> **What you should do**: Set down every entry again word for word, please, but skip the pictures.

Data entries
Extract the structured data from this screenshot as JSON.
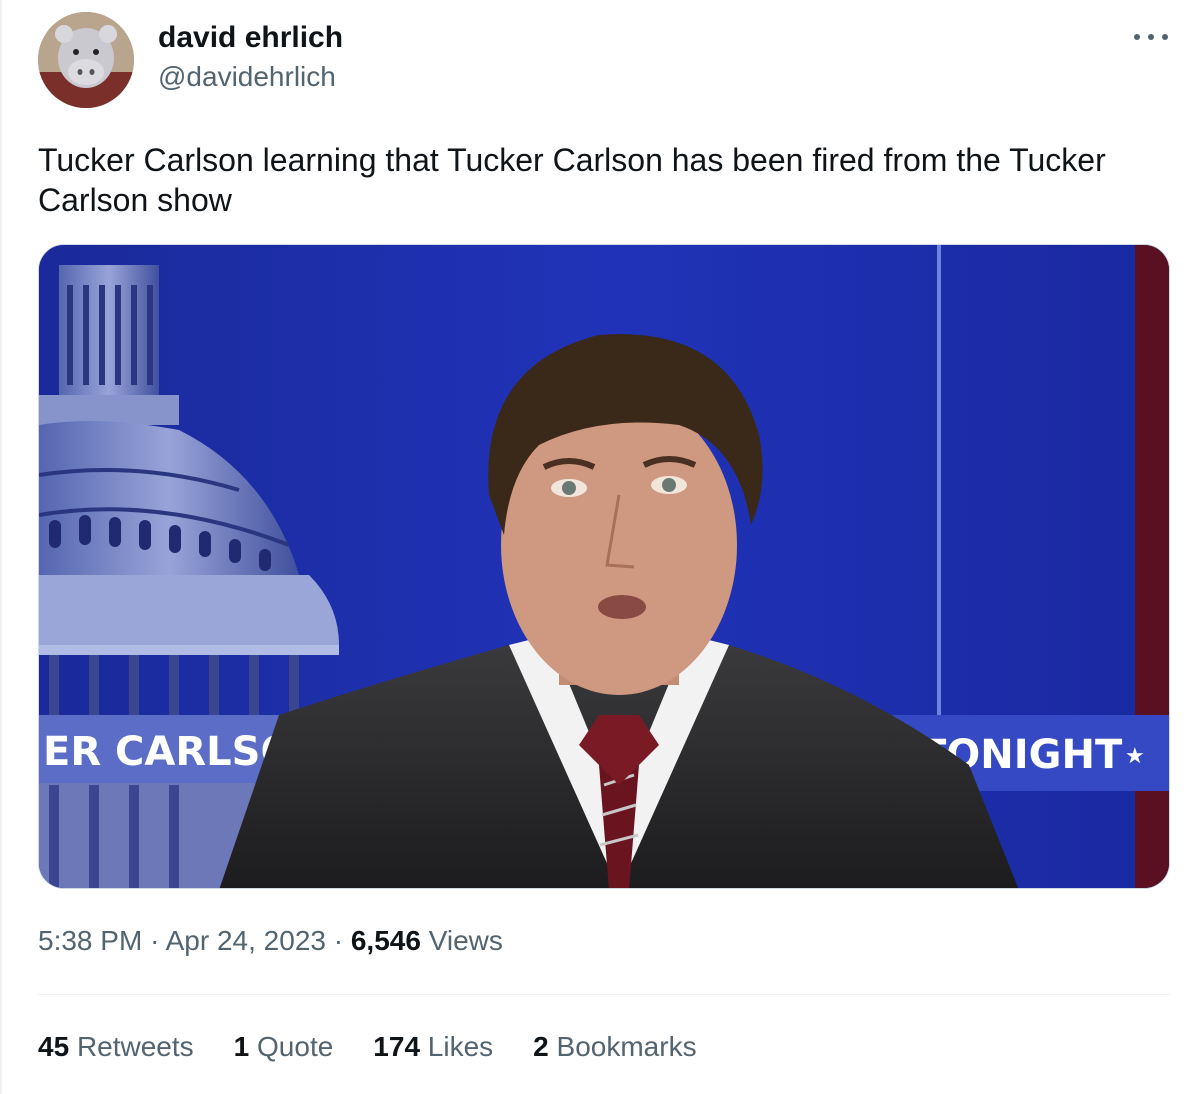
{
  "tweet": {
    "author": {
      "name": "david ehrlich",
      "handle": "@davidehrlich"
    },
    "text": "Tucker Carlson learning that Tucker Carlson has been fired from the Tucker Carlson show",
    "media": {
      "banner_left": "ER CARLSON",
      "banner_right": "TONIGHT",
      "banner_star": "★"
    },
    "meta": {
      "time": "5:38 PM",
      "sep1": "·",
      "date": "Apr 24, 2023",
      "sep2": "·",
      "views_count": "6,546",
      "views_label": "Views"
    },
    "stats": {
      "retweets": {
        "count": "45",
        "label": "Retweets"
      },
      "quotes": {
        "count": "1",
        "label": "Quote"
      },
      "likes": {
        "count": "174",
        "label": "Likes"
      },
      "bookmarks": {
        "count": "2",
        "label": "Bookmarks"
      }
    }
  },
  "colors": {
    "text_primary": "#0f1419",
    "text_secondary": "#536471",
    "border": "#eff3f4",
    "studio_blue": "#1c2aa8"
  },
  "icons": [
    "more-icon"
  ]
}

> **Exercise output**:
Extract the structured data from this screenshot as JSON.
{
  "tweet": {
    "author": {
      "name": "david ehrlich",
      "handle": "@davidehrlich"
    },
    "text": "Tucker Carlson learning that Tucker Carlson has been fired from the Tucker Carlson show",
    "media": {
      "banner_left": "ER CARLSON",
      "banner_right": "TONIGHT",
      "banner_star": "★"
    },
    "meta": {
      "time": "5:38 PM",
      "sep1": "·",
      "date": "Apr 24, 2023",
      "sep2": "·",
      "views_count": "6,546",
      "views_label": "Views"
    },
    "stats": {
      "retweets": {
        "count": "45",
        "label": "Retweets"
      },
      "quotes": {
        "count": "1",
        "label": "Quote"
      },
      "likes": {
        "count": "174",
        "label": "Likes"
      },
      "bookmarks": {
        "count": "2",
        "label": "Bookmarks"
      }
    }
  },
  "colors": {
    "text_primary": "#0f1419",
    "text_secondary": "#536471",
    "border": "#eff3f4",
    "studio_blue": "#1c2aa8"
  },
  "icons": [
    "more-icon"
  ]
}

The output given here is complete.